- DO THIS
Locate each line containing the string "text" and copy it out.

[Stored records]
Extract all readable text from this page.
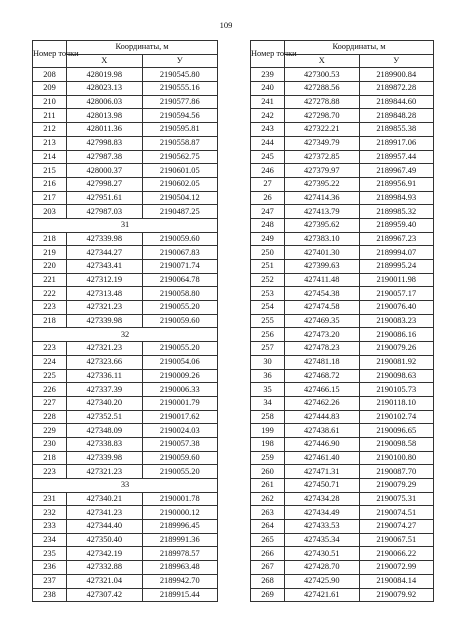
109
Номер точки	Координаты, м	
	X	У
208	428019.98	2190545.80
209	428023.13	2190555.16
210	428006.03	2190577.86
211	428013.98	2190594.56
212	428011.36	2190595.81
213	427998.83	2190558.87
214	427987.38	2190562.75
215	428000.37	2190601.05
216	427998.27	2190602.05
217	427951.61	2190504.12
203	427987.03	2190487.25
31		
218	427339.98	2190059.60
219	427344.27	2190067.83
220	427343.41	2190071.74
221	427312.19	2190064.78
222	427313.48	2190058.80
223	427321.23	2190055.20
218	427339.98	2190059.60
32		
223	427321.23	2190055.20
224	427323.66	2190054.06
225	427336.11	2190009.26
226	427337.39	2190006.33
227	427340.20	2190001.79
228	427352.51	2190017.62
229	427348.09	2190024.03
230	427338.83	2190057.38
218	427339.98	2190059.60
223	427321.23	2190055.20
33		
231	427340.21	2190001.78
232	427341.23	2190000.12
233	427344.40	2189996.45
234	427350.40	2189991.36
235	427342.19	2189978.57
236	427332.88	2189963.48
237	427321.04	2189942.70
238	427307.42	2189915.44
Номер точки	Координаты, м	
	X	У
239	427300.53	2189900.84
240	427288.56	2189872.28
241	427278.88	2189844.60
242	427298.70	2189848.28
243	427322.21	2189855.38
244	427349.79	2189917.06
245	427372.85	2189957.44
246	427379.97	2189967.49
27	427395.22	2189956.91
26	427414.36	2189984.93
247	427413.79	2189985.32
248	427395.62	2189959.40
249	427383.10	2189967.23
250	427401.30	2189994.07
251	427399.63	2189995.24
252	427411.48	2190011.98
253	427454.38	2190057.17
254	427474.58	2190076.40
255	427469.35	2190083.23
256	427473.20	2190086.16
257	427478.23	2190079.26
30	427481.18	2190081.92
36	427468.72	2190098.63
35	427466.15	2190105.73
34	427462.26	2190118.10
258	427444.83	2190102.74
199	427438.61	2190096.65
198	427446.90	2190098.58
259	427461.40	2190100.80
260	427471.31	2190087.70
261	427450.71	2190079.29
262	427434.28	2190075.31
263	427434.49	2190074.51
264	427433.53	2190074.27
265	427435.34	2190067.51
266	427430.51	2190066.22
267	427428.70	2190072.99
268	427425.90	2190084.14
269	427421.61	2190079.92
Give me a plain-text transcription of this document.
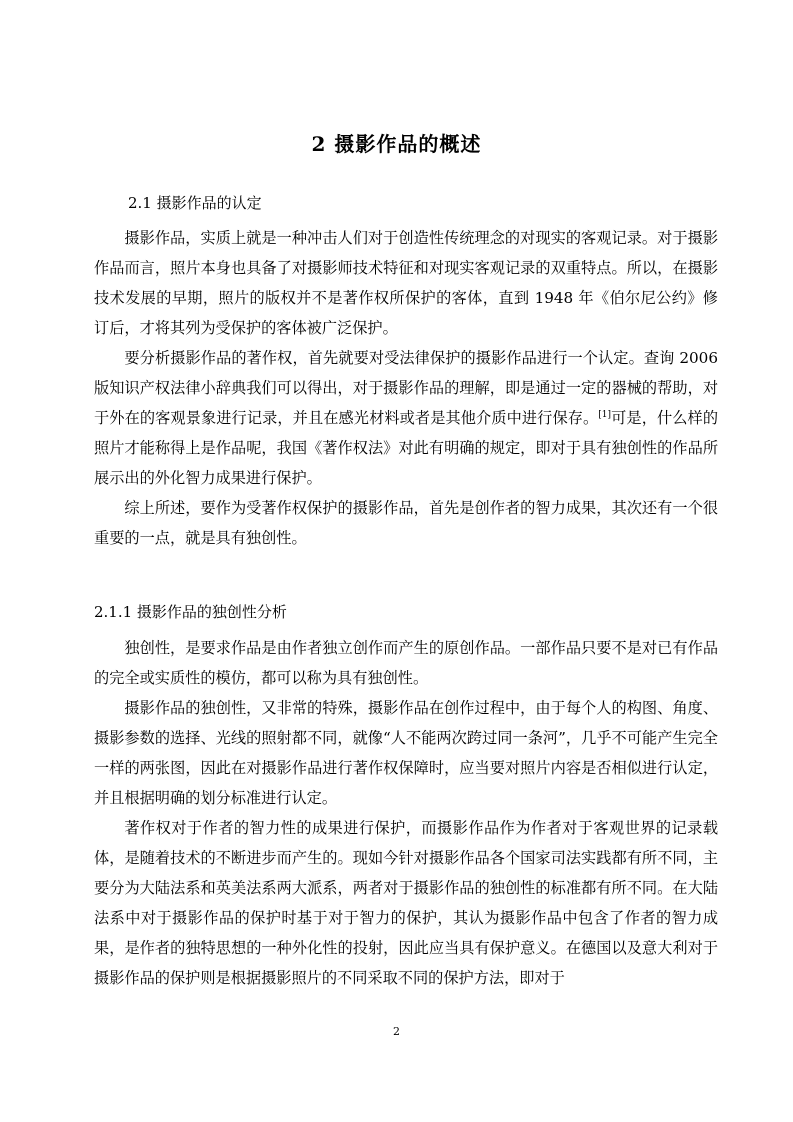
2 摄影作品的概述
2.1 摄影作品的认定

摄影作品，实质上就是一种冲击人们对于创造性传统理念的对现实的客观记录。对于摄影作品而言，照片本身也具备了对摄影师技术特征和对现实客观记录的双重特点。所以，在摄影技术发展的早期，照片的版权并不是著作权所保护的客体，直到 1948 年《伯尔尼公约》修订后，才将其列为受保护的客体被广泛保护。

要分析摄影作品的著作权，首先就要对受法律保护的摄影作品进行一个认定。查询 2006 版知识产权法律小辞典我们可以得出，对于摄影作品的理解，即是通过一定的器械的帮助，对于外在的客观景象进行记录，并且在感光材料或者是其他介质中进行保存。[1]可是，什么样的照片才能称得上是作品呢，我国《著作权法》对此有明确的规定，即对于具有独创性的作品所展示出的外化智力成果进行保护。

综上所述，要作为受著作权保护的摄影作品，首先是创作者的智力成果，其次还有一个很重要的一点，就是具有独创性。

2.1.1 摄影作品的独创性分析

独创性，是要求作品是由作者独立创作而产生的原创作品。一部作品只要不是对已有作品的完全或实质性的模仿，都可以称为具有独创性。

摄影作品的独创性，又非常的特殊，摄影作品在创作过程中，由于每个人的构图、角度、摄影参数的选择、光线的照射都不同，就像“人不能两次跨过同一条河”，几乎不可能产生完全一样的两张图，因此在对摄影作品进行著作权保障时，应当要对照片内容是否相似进行认定，并且根据明确的划分标准进行认定。

著作权对于作者的智力性的成果进行保护，而摄影作品作为作者对于客观世界的记录载体，是随着技术的不断进步而产生的。现如今针对摄影作品各个国家司法实践都有所不同，主要分为大陆法系和英美法系两大派系，两者对于摄影作品的独创性的标准都有所不同。在大陆法系中对于摄影作品的保护时基于对于智力的保护，其认为摄影作品中包含了作者的智力成果，是作者的独特思想的一种外化性的投射，因此应当具有保护意义。在德国以及意大利对于摄影作品的保护则是根据摄影照片的不同采取不同的保护方法，即对于

2
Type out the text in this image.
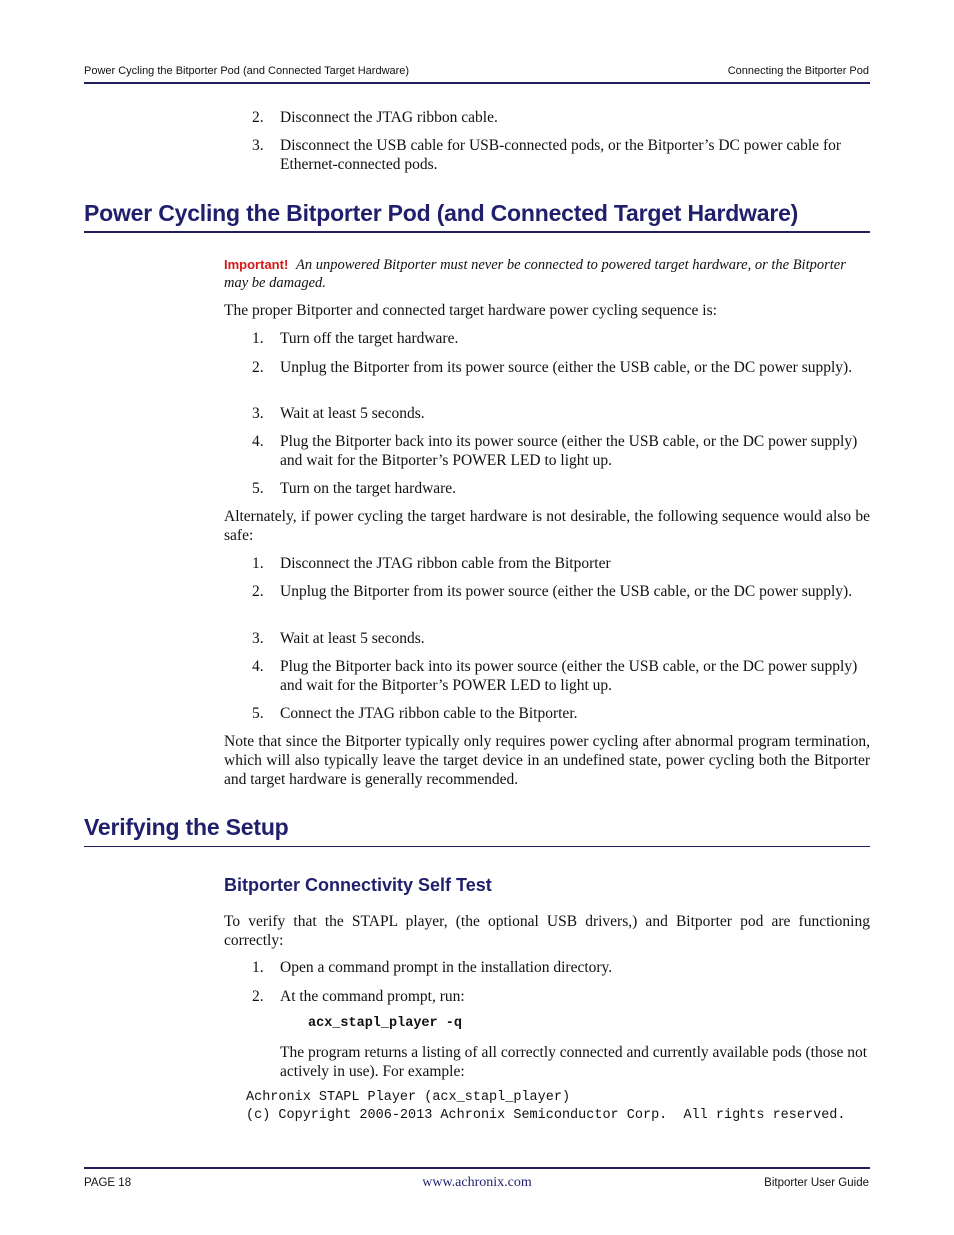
Power Cycling the Bitporter Pod (and Connected Target Hardware)	Connecting the Bitporter Pod
2. Disconnect the JTAG ribbon cable.
3. Disconnect the USB cable for USB-connected pods, or the Bitporter’s DC power cable for Ethernet-connected pods.
Power Cycling the Bitporter Pod (and Connected Target Hardware)
Important! An unpowered Bitporter must never be connected to powered target hardware, or the Bitporter may be damaged.
The proper Bitporter and connected target hardware power cycling sequence is:
1. Turn off the target hardware.
2. Unplug the Bitporter from its power source (either the USB cable, or the DC power supply).
3. Wait at least 5 seconds.
4. Plug the Bitporter back into its power source (either the USB cable, or the DC power supply) and wait for the Bitporter’s POWER LED to light up.
5. Turn on the target hardware.
Alternately, if power cycling the target hardware is not desirable, the following sequence would also be safe:
1. Disconnect the JTAG ribbon cable from the Bitporter
2. Unplug the Bitporter from its power source (either the USB cable, or the DC power supply).
3. Wait at least 5 seconds.
4. Plug the Bitporter back into its power source (either the USB cable, or the DC power supply) and wait for the Bitporter’s POWER LED to light up.
5. Connect the JTAG ribbon cable to the Bitporter.
Note that since the Bitporter typically only requires power cycling after abnormal program termination, which will also typically leave the target device in an undefined state, power cycling both the Bitporter and target hardware is generally recommended.
Verifying the Setup
Bitporter Connectivity Self Test
To verify that the STAPL player, (the optional USB drivers,) and Bitporter pod are functioning correctly:
1. Open a command prompt in the installation directory.
2. At the command prompt, run:
acx_stapl_player -q
The program returns a listing of all correctly connected and currently available pods (those not actively in use). For example:
Achronix STAPL Player (acx_stapl_player)
(c) Copyright 2006-2013 Achronix Semiconductor Corp.  All rights reserved.
PAGE 18	www.achronix.com	Bitporter User Guide
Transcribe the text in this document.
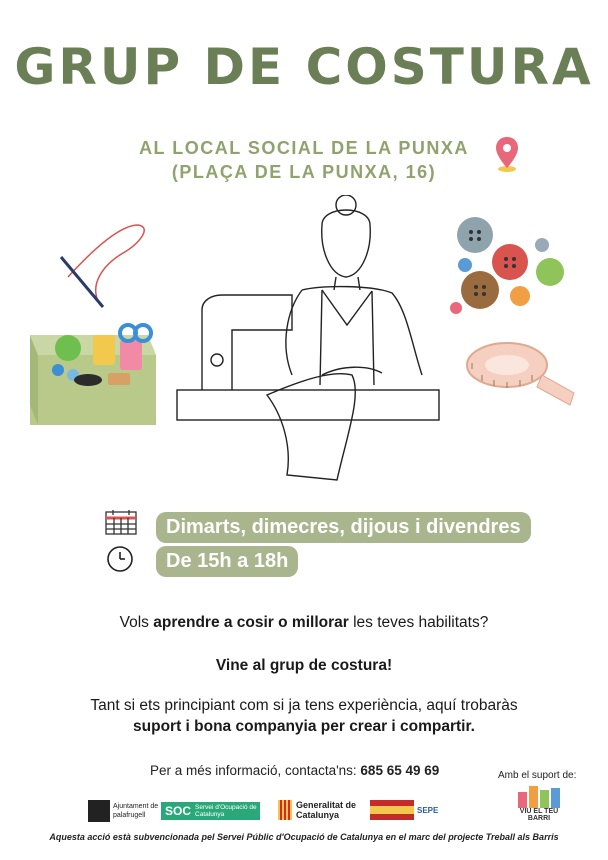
GRUP DE COSTURA
AL LOCAL SOCIAL DE LA PUNXA
(PLAÇA DE LA PUNXA, 16)
Dimarts, dimecres, dijous i divendres
De 15h a 18h
Vols aprendre a cosir o millorar les teves habilitats?
Vine al grup de costura!
Tant si ets principiant com si ja tens experiència, aquí trobaràs
suport i bona companyia per crear i compartir.
Per a més informació, contacta'ns: 685 65 49 69	Amb el suport de:
Ajuntament de palafrugell	SOC Servei d'Ocupació de Catalunya
Generalitat de Catalunya	SEPE	VIU EL TEU BARRI
Aquesta acció està subvencionada pel Servei Públic d'Ocupació de Catalunya en el marc del projecte Treball als Barris
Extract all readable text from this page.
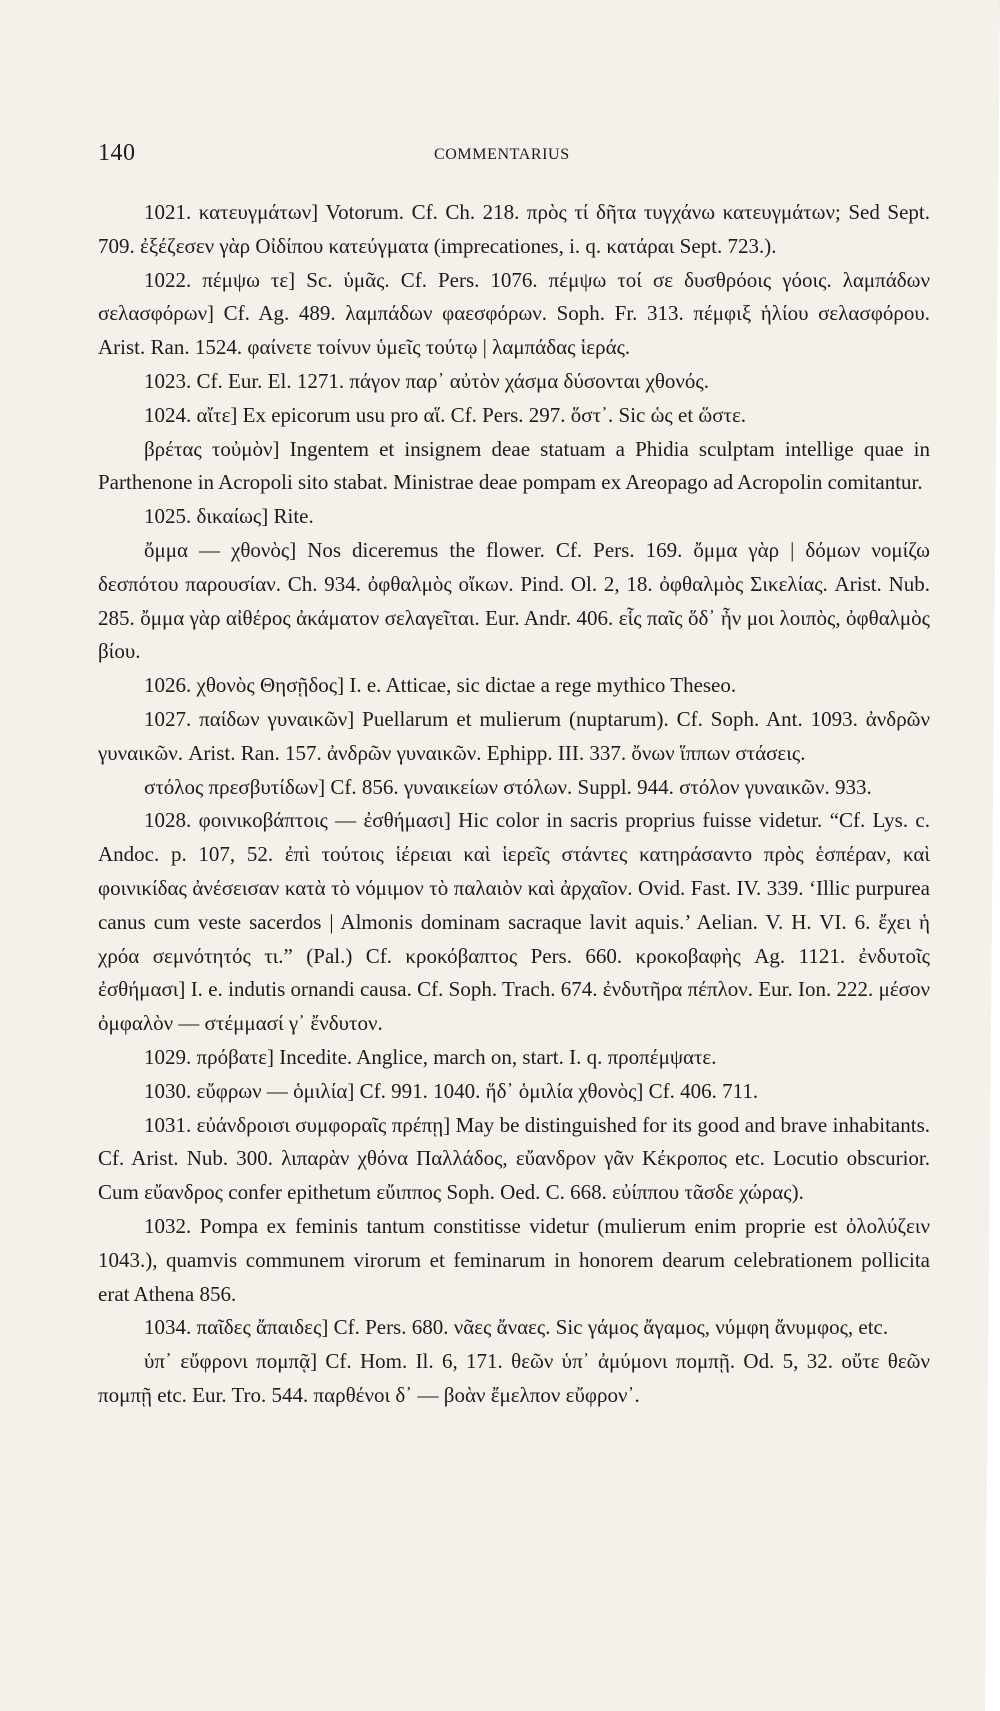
140	COMMENTARIUS

1021. κατευγμάτων] Votorum. Cf. Ch. 218. πρὸς τί δῆτα τυγχάνω κατευγμάτων; Sed Sept. 709. ἐξέζεσεν γὰρ Οἰδίπου κατεύγματα (imprecationes, i. q. κατάραι Sept. 723.).

1022. πέμψω τε] Sc. ὑμᾶς. Cf. Pers. 1076. πέμψω τοί σε δυσθρόοις γόοις. λαμπάδων σελασφόρων] Cf. Ag. 489. λαμπάδων φαεσφόρων. Soph. Fr. 313. πέμφιξ ἡλίου σελασφόρου. Arist. Ran. 1524. φαίνετε τοίνυν ὑμεῖς τούτῳ | λαμπάδας ἱεράς.

1023. Cf. Eur. El. 1271. πάγον παρ᾽ αὐτὸν χάσμα δύσονται χθονός.

1024. αἴτε] Ex epicorum usu pro αἵ. Cf. Pers. 297. ὅστ᾽. Sic ὡς et ὥστε.

βρέτας τοὐμὸν] Ingentem et insignem deae statuam a Phidia sculptam intellige quae in Parthenone in Acropoli sito stabat. Ministrae deae pompam ex Areopago ad Acropolin comitantur.

1025. δικαίως] Rite.

ὄμμα — χθονὸς] Nos diceremus the flower. Cf. Pers. 169. ὄμμα γὰρ | δόμων νομίζω δεσπότου παρουσίαν. Ch. 934. ὀφθαλμὸς οἴκων. Pind. Ol. 2, 18. ὀφθαλμὸς Σικελίας. Arist. Nub. 285. ὄμμα γὰρ αἰθέρος ἀκάματον σελαγεῖται. Eur. Andr. 406. εἷς παῖς ὅδ᾽ ἦν μοι λοιπὸς, ὀφθαλμὸς βίου.

1026. χθονὸς Θησῇδος] I. e. Atticae, sic dictae a rege mythico Theseo.

1027. παίδων γυναικῶν] Puellarum et mulierum (nuptarum). Cf. Soph. Ant. 1093. ἀνδρῶν γυναικῶν. Arist. Ran. 157. ἀνδρῶν γυναικῶν. Ephipp. III. 337. ὄνων ἵππων στάσεις.

στόλος πρεσβυτίδων] Cf. 856. γυναικείων στόλων. Suppl. 944. στόλον γυναικῶν. 933.

1028. φοινικοβάπτοις — ἐσθήμασι] Hic color in sacris proprius fuisse videtur. “Cf. Lys. c. Andoc. p. 107, 52. ἐπὶ τούτοις ἱέρειαι καὶ ἱερεῖς στάντες κατηράσαντο πρὸς ἑσπέραν, καὶ φοινικίδας ἀνέσεισαν κατὰ τὸ νόμιμον τὸ παλαιὸν καὶ ἀρχαῖον. Ovid. Fast. IV. 339. ‘Illic purpurea canus cum veste sacerdos | Almonis dominam sacraque lavit aquis.’ Aelian. V. H. VI. 6. ἔχει ἡ χρόα σεμνότητός τι.” (Pal.) Cf. κροκόβαπτος Pers. 660. κροκοβαφὴς Ag. 1121. ἐνδυτοῖς ἐσθήμασι] I. e. indutis ornandi causa. Cf. Soph. Trach. 674. ἐνδυτῆρα πέπλον. Eur. Ion. 222. μέσον ὀμφαλὸν — στέμμασί γ᾽ ἔνδυτον.

1029. πρόβατε] Incedite. Anglice, march on, start. I. q. προπέμψατε.

1030. εὔφρων — ὁμιλία] Cf. 991. 1040. ἥδ᾽ ὁμιλία χθονὸς] Cf. 406. 711.

1031. εὐάνδροισι συμφοραῖς πρέπῃ] May be distinguished for its good and brave inhabitants. Cf. Arist. Nub. 300. λιπαρὰν χθόνα Παλλάδος, εὔανδρον γᾶν Κέκροπος etc. Locutio obscurior. Cum εὔανδρος confer epithetum εὔιππος Soph. Oed. C. 668. εὐίππου τᾶσδε χώρας).

1032. Pompa ex feminis tantum constitisse videtur (mulierum enim proprie est ὀλολύζειν 1043.), quamvis communem virorum et feminarum in honorem dearum celebrationem pollicita erat Athena 856.

1034. παῖδες ἄπαιδες] Cf. Pers. 680. νᾶες ἄναες. Sic γάμος ἄγαμος, νύμφη ἄνυμφος, etc.

ὑπ᾽ εὔφρονι πομπᾷ] Cf. Hom. Il. 6, 171. θεῶν ὑπ᾽ ἀμύμονι πομπῇ. Od. 5, 32. οὔτε θεῶν πομπῇ etc. Eur. Tro. 544. παρθένοι δ᾽ — βοὰν ἔμελπον εὔφρον᾽.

- SOLUTION TO THIS EXERCISE
Extract all readable text from this page.
Give me a plain-text transcription of this document.
Type out the text in this image.
Transcribe the text in this document.
Extract all readable text from this page.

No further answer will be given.